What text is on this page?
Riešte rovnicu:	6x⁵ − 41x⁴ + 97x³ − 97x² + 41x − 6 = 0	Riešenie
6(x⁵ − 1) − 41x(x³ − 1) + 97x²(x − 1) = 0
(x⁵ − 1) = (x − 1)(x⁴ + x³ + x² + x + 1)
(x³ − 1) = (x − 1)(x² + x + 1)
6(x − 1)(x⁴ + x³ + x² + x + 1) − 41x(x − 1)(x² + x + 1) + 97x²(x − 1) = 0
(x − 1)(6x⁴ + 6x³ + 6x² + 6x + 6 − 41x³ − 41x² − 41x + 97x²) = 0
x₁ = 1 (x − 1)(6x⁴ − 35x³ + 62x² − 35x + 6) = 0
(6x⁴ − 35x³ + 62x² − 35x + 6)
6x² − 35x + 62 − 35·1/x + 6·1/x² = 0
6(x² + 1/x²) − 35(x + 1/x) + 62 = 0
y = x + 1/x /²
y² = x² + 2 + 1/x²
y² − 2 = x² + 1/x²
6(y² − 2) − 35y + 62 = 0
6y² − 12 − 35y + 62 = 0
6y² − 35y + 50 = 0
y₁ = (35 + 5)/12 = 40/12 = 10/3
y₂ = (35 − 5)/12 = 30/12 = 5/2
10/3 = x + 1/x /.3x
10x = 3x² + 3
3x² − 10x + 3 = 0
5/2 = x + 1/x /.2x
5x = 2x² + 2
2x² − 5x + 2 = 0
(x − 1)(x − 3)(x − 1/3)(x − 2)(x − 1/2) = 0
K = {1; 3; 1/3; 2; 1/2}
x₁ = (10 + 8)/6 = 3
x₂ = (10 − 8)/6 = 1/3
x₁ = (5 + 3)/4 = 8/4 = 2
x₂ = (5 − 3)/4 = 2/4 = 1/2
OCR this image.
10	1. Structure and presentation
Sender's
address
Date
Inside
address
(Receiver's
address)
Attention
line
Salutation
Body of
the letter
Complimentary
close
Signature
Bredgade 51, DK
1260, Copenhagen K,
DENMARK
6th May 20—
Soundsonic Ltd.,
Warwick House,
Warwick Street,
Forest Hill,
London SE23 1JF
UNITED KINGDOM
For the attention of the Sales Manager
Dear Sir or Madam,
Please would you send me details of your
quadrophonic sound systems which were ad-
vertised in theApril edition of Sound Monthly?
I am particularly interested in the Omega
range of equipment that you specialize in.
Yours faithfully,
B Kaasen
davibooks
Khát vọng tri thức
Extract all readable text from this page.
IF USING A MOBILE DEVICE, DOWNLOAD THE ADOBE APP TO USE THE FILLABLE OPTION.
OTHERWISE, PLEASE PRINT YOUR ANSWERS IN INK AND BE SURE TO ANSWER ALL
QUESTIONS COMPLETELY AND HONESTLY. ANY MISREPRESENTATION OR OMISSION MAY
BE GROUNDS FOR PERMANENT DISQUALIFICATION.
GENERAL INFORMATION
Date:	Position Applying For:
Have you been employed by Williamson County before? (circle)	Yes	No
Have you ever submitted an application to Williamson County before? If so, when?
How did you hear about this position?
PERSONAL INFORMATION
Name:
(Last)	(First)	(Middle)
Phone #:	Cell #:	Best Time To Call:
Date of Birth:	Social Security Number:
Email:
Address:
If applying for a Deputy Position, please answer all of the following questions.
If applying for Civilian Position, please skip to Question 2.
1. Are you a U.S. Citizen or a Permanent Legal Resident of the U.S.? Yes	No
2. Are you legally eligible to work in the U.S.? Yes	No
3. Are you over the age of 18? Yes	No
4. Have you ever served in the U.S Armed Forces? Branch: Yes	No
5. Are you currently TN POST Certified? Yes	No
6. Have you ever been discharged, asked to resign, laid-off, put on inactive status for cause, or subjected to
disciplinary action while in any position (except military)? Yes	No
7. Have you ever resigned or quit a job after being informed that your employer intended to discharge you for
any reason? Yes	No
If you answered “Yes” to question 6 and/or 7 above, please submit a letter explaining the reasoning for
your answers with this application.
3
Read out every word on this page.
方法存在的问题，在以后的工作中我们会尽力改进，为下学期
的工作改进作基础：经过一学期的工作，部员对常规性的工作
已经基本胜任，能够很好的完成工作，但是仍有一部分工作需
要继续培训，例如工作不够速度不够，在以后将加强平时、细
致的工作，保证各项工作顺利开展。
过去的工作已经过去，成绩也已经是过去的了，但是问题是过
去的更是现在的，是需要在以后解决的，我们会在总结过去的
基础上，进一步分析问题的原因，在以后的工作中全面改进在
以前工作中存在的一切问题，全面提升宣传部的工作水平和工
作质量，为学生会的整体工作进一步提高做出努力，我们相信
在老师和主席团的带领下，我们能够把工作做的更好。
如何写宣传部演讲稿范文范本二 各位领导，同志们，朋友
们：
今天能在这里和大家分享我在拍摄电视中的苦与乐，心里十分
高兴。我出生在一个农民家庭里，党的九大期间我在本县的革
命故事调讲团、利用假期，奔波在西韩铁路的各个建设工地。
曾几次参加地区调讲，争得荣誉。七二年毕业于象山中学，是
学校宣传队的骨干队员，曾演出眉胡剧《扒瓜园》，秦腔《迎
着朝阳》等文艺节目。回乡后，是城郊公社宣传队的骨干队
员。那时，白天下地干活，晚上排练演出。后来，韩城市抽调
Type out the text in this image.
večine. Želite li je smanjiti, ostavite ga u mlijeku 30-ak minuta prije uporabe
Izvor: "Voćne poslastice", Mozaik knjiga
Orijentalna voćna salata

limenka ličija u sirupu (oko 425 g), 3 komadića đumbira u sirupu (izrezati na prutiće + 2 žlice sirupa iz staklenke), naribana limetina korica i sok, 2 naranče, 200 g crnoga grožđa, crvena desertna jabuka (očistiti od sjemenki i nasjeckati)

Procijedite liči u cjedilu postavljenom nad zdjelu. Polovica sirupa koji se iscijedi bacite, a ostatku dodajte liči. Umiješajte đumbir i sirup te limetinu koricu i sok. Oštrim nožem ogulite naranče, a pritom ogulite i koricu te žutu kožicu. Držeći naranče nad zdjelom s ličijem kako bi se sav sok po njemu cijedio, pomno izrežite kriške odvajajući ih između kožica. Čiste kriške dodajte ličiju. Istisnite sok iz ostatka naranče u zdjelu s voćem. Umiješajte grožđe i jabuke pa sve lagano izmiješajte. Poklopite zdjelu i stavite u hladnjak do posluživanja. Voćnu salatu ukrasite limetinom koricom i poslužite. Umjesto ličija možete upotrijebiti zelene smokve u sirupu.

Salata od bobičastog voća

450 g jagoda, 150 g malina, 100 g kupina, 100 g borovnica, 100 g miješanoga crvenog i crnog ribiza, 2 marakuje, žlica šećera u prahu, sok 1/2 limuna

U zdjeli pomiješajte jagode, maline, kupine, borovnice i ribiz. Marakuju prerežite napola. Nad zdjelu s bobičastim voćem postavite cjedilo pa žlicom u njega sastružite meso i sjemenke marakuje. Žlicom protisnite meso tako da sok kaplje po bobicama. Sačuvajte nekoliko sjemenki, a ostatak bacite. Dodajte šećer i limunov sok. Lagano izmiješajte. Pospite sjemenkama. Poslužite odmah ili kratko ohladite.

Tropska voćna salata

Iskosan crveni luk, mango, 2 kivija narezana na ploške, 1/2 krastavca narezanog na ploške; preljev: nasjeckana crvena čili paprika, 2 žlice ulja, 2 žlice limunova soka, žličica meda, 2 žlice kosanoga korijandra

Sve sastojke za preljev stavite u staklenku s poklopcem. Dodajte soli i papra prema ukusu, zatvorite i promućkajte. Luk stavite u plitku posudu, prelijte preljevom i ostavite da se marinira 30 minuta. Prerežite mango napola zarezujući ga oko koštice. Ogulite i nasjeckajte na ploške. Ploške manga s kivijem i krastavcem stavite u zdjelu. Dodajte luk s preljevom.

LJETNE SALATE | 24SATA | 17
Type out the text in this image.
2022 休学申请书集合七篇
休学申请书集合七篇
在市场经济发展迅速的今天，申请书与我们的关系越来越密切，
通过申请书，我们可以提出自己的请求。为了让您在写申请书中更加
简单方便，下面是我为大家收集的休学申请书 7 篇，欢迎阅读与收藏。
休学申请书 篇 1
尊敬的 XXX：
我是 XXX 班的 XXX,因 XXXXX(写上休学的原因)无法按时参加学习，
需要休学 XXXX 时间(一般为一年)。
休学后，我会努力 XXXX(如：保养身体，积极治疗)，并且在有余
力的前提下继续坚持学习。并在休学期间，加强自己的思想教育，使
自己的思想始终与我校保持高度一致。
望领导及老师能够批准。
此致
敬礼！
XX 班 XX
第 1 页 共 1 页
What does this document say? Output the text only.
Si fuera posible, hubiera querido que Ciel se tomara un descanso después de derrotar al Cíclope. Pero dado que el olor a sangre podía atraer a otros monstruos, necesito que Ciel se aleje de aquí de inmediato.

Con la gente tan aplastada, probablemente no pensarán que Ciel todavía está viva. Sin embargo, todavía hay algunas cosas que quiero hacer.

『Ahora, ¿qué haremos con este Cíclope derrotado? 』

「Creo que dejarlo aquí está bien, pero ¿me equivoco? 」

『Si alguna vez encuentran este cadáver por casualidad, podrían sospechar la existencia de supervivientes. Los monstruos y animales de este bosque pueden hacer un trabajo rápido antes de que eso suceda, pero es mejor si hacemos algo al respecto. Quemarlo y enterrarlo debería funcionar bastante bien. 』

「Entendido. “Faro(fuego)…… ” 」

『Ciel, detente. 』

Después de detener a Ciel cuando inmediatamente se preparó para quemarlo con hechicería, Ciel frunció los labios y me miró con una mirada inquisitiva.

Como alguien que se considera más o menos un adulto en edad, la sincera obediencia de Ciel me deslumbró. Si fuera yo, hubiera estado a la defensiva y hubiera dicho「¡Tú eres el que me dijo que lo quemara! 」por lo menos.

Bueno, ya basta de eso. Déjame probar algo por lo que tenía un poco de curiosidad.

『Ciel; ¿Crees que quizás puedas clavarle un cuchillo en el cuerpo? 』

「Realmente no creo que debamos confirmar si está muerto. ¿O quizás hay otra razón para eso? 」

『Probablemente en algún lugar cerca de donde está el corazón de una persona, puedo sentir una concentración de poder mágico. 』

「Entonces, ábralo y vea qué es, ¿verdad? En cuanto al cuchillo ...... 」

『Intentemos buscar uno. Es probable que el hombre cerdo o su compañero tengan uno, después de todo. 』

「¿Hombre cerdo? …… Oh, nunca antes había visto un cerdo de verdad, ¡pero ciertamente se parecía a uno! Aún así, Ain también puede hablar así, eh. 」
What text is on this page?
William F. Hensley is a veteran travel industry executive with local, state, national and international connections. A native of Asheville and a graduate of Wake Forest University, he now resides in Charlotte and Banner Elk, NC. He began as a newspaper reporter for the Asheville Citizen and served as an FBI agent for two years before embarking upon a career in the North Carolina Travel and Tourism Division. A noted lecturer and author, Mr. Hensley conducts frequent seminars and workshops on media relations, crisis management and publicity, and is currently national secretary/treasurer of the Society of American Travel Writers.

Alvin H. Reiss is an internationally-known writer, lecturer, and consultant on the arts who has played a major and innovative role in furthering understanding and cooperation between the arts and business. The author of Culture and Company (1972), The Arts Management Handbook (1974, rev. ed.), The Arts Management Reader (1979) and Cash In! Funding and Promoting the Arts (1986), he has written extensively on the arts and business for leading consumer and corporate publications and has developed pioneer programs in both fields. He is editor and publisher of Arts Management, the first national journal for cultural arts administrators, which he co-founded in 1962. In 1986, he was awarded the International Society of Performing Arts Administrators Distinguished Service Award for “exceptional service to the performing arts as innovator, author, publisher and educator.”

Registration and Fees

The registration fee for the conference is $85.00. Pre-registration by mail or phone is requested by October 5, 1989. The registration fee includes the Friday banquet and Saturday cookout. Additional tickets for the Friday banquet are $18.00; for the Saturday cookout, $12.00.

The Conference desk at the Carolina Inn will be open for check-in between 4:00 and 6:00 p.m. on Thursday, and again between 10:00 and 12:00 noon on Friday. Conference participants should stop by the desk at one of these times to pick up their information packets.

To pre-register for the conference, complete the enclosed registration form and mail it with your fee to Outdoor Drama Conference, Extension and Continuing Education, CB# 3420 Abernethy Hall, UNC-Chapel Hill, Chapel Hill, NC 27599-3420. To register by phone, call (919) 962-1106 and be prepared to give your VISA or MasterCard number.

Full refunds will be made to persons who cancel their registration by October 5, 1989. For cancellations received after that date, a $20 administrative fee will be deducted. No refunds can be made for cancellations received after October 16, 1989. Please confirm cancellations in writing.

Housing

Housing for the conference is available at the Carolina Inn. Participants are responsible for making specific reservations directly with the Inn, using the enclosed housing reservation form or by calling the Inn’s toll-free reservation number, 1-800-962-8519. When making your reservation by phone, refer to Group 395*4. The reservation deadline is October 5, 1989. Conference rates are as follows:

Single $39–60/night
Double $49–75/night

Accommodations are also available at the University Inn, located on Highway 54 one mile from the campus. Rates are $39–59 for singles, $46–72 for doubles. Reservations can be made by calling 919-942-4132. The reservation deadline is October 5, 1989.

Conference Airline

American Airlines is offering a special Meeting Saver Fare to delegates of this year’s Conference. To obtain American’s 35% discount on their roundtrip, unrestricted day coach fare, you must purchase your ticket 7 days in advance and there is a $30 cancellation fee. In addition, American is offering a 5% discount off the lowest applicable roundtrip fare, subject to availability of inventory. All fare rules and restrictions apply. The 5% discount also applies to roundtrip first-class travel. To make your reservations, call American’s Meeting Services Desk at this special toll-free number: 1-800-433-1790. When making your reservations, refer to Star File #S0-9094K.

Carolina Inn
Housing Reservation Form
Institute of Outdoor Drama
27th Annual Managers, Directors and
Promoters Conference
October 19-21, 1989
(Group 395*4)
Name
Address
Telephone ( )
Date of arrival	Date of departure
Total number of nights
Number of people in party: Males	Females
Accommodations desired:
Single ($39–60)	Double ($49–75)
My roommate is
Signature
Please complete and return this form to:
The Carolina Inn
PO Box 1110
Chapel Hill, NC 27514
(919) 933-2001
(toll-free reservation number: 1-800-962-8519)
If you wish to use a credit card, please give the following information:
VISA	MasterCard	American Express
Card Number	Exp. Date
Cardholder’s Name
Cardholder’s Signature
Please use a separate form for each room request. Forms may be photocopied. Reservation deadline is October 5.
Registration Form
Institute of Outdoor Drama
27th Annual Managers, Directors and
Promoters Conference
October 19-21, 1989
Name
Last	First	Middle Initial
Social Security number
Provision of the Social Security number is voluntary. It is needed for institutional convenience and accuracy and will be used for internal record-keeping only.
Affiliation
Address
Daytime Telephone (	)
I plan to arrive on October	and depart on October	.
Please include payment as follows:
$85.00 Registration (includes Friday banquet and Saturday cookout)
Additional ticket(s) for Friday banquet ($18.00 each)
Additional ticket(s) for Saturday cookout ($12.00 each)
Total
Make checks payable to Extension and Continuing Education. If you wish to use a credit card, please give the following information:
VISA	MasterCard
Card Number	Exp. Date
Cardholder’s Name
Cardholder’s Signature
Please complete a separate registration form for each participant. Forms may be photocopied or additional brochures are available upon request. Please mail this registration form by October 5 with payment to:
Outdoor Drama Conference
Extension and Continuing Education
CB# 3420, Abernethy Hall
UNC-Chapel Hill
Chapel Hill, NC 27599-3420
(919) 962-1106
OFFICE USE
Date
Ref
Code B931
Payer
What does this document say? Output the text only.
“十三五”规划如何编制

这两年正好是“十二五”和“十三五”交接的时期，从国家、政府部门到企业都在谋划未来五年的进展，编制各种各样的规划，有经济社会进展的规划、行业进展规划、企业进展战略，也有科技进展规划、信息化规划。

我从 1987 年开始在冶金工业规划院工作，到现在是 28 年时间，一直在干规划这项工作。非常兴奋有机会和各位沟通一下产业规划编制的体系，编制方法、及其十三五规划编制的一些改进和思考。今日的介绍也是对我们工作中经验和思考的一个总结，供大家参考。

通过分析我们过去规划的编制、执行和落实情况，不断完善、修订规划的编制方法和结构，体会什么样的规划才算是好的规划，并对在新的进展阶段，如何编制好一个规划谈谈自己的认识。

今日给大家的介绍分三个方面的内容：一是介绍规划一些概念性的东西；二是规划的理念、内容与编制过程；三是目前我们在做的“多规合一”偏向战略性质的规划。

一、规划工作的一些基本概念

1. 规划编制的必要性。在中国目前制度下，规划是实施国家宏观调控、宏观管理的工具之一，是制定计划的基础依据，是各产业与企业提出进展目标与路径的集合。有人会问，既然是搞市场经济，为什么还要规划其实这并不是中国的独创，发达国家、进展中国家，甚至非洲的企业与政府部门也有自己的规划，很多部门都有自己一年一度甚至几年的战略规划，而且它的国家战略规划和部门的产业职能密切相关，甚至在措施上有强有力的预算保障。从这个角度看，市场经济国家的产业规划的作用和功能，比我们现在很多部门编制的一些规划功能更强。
⁂
Exercise brief:
Isolate each line of the listing above that includes "voćna". Copy it.

Solved problem:
Orijentalna voćna salata
Tropska voćna salata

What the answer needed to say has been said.